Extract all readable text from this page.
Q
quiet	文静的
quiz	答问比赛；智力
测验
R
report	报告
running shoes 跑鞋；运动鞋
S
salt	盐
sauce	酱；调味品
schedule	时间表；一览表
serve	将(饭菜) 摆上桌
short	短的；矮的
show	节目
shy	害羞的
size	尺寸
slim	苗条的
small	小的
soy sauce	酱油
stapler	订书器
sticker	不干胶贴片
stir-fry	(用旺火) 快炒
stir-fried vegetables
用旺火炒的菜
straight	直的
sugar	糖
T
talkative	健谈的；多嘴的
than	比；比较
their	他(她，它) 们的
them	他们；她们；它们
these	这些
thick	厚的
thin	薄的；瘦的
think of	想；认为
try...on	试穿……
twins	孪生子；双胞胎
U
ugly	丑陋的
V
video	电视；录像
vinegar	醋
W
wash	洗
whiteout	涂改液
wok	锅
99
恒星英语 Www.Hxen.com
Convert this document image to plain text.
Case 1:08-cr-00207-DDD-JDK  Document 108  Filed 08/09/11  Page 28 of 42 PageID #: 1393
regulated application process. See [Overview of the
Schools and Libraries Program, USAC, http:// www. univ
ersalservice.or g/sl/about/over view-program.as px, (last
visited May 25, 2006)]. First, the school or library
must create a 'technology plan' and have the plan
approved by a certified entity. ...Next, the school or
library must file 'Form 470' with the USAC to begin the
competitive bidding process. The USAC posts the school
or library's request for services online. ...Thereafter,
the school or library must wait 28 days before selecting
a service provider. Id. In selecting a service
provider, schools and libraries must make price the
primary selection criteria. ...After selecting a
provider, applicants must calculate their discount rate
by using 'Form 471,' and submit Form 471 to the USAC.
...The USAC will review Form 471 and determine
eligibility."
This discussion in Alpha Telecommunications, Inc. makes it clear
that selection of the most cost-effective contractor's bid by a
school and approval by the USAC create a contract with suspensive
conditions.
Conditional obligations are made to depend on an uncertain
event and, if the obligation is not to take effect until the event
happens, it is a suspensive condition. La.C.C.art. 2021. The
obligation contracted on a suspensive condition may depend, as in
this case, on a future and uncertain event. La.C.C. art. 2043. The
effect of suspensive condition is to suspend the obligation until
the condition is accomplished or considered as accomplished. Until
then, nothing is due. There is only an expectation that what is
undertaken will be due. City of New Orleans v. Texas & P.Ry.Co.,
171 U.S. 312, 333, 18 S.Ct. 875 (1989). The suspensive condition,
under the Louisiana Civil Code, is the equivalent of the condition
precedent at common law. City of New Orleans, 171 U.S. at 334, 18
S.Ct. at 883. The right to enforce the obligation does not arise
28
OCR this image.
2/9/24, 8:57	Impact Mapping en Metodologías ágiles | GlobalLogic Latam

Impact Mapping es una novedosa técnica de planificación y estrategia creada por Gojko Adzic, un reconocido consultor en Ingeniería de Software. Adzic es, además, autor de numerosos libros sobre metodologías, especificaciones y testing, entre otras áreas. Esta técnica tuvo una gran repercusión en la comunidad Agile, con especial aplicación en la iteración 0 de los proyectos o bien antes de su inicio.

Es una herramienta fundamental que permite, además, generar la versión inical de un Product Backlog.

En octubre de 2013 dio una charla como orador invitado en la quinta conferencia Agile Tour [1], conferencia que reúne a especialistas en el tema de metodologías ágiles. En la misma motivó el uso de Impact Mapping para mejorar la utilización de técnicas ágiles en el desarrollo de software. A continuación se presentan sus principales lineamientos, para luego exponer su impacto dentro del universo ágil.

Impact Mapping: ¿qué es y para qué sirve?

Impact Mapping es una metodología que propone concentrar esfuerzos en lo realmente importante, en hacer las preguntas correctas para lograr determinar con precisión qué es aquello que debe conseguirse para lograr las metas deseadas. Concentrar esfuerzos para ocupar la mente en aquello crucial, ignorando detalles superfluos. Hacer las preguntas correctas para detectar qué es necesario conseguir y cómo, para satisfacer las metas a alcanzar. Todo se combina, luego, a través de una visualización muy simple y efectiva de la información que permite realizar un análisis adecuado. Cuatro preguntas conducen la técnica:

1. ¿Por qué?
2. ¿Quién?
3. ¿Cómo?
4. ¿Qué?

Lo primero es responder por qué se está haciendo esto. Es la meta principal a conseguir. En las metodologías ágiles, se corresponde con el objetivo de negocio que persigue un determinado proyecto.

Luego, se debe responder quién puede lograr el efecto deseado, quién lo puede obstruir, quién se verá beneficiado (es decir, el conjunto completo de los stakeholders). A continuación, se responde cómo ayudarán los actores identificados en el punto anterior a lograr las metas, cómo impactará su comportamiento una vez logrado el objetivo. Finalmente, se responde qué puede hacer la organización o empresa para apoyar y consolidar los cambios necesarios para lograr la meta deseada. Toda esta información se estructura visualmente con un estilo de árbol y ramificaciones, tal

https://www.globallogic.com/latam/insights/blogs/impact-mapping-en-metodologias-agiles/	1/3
________
▶ [TASK PROMPT]: Retype all the material above precisely, with no line left out.

▶ [RESULT OF THIS TASK]:
Extract all readable text from this page.
Q
quiet	文静的
quiz	答问比赛；智力
测验
R
report	报告
running shoes 跑鞋；运动鞋
S
salt	盐
sauce	酱；调味品
schedule	时间表；一览表
serve	将(饭菜) 摆上桌
short	短的；矮的
show	节目
shy	害羞的
size	尺寸
slim	苗条的
small	小的
soy sauce	酱油
stapler	订书器
sticker	不干胶贴片
stir-fry	(用旺火) 快炒
stir-fried vegetables
用旺火炒的菜
straight	直的
sugar	糖
T
talkative	健谈的；多嘴的
than	比；比较
their	他(她，它) 们的
them	他们；她们；它们
these	这些
thick	厚的
thin	薄的；瘦的
think of	想；认为
try...on	试穿……
twins	孪生子；双胞胎
U
ugly	丑陋的
V
video	电视；录像
vinegar	醋
W
wash	洗
whiteout	涂改液
wok	锅
99
恒星英语 Www.Hxen.com
Convert this document image to plain text.
Case 1:08-cr-00207-DDD-JDK  Document 108  Filed 08/09/11  Page 28 of 42 PageID #: 1393
regulated application process. See [Overview of the
Schools and Libraries Program, USAC, http:// www. univ
ersalservice.or g/sl/about/over view-program.as px, (last
visited May 25, 2006)]. First, the school or library
must create a 'technology plan' and have the plan
approved by a certified entity. ...Next, the school or
library must file 'Form 470' with the USAC to begin the
competitive bidding process. The USAC posts the school
or library's request for services online. ...Thereafter,
the school or library must wait 28 days before selecting
a service provider. Id. In selecting a service
provider, schools and libraries must make price the
primary selection criteria. ...After selecting a
provider, applicants must calculate their discount rate
by using 'Form 471,' and submit Form 471 to the USAC.
...The USAC will review Form 471 and determine
eligibility."
This discussion in Alpha Telecommunications, Inc. makes it clear
that selection of the most cost-effective contractor's bid by a
school and approval by the USAC create a contract with suspensive
conditions.
Conditional obligations are made to depend on an uncertain
event and, if the obligation is not to take effect until the event
happens, it is a suspensive condition. La.C.C.art. 2021. The
obligation contracted on a suspensive condition may depend, as in
this case, on a future and uncertain event. La.C.C. art. 2043. The
effect of suspensive condition is to suspend the obligation until
the condition is accomplished or considered as accomplished. Until
then, nothing is due. There is only an expectation that what is
undertaken will be due. City of New Orleans v. Texas & P.Ry.Co.,
171 U.S. 312, 333, 18 S.Ct. 875 (1989). The suspensive condition,
under the Louisiana Civil Code, is the equivalent of the condition
precedent at common law. City of New Orleans, 171 U.S. at 334, 18
S.Ct. at 883. The right to enforce the obligation does not arise
28
OCR this image.
2/9/24, 8:57	Impact Mapping en Metodologías ágiles | GlobalLogic Latam

Impact Mapping es una novedosa técnica de planificación y estrategia creada por Gojko Adzic, un reconocido consultor en Ingeniería de Software. Adzic es, además, autor de numerosos libros sobre metodologías, especificaciones y testing, entre otras áreas. Esta técnica tuvo una gran repercusión en la comunidad Agile, con especial aplicación en la iteración 0 de los proyectos o bien antes de su inicio.

Es una herramienta fundamental que permite, además, generar la versión inical de un Product Backlog.

En octubre de 2013 dio una charla como orador invitado en la quinta conferencia Agile Tour [1], conferencia que reúne a especialistas en el tema de metodologías ágiles. En la misma motivó el uso de Impact Mapping para mejorar la utilización de técnicas ágiles en el desarrollo de software. A continuación se presentan sus principales lineamientos, para luego exponer su impacto dentro del universo ágil.

Impact Mapping: ¿qué es y para qué sirve?

Impact Mapping es una metodología que propone concentrar esfuerzos en lo realmente importante, en hacer las preguntas correctas para lograr determinar con precisión qué es aquello que debe conseguirse para lograr las metas deseadas. Concentrar esfuerzos para ocupar la mente en aquello crucial, ignorando detalles superfluos. Hacer las preguntas correctas para detectar qué es necesario conseguir y cómo, para satisfacer las metas a alcanzar. Todo se combina, luego, a través de una visualización muy simple y efectiva de la información que permite realizar un análisis adecuado. Cuatro preguntas conducen la técnica:

1. ¿Por qué?
2. ¿Quién?
3. ¿Cómo?
4. ¿Qué?

Lo primero es responder por qué se está haciendo esto. Es la meta principal a conseguir. En las metodologías ágiles, se corresponde con el objetivo de negocio que persigue un determinado proyecto.

Luego, se debe responder quién puede lograr el efecto deseado, quién lo puede obstruir, quién se verá beneficiado (es decir, el conjunto completo de los stakeholders). A continuación, se responde cómo ayudarán los actores identificados en el punto anterior a lograr las metas, cómo impactará su comportamiento una vez logrado el objetivo. Finalmente, se responde qué puede hacer la organización o empresa para apoyar y consolidar los cambios necesarios para lograr la meta deseada. Toda esta información se estructura visualmente con un estilo de árbol y ramificaciones, tal

https://www.globallogic.com/latam/insights/blogs/impact-mapping-en-metodologias-agiles/	1/3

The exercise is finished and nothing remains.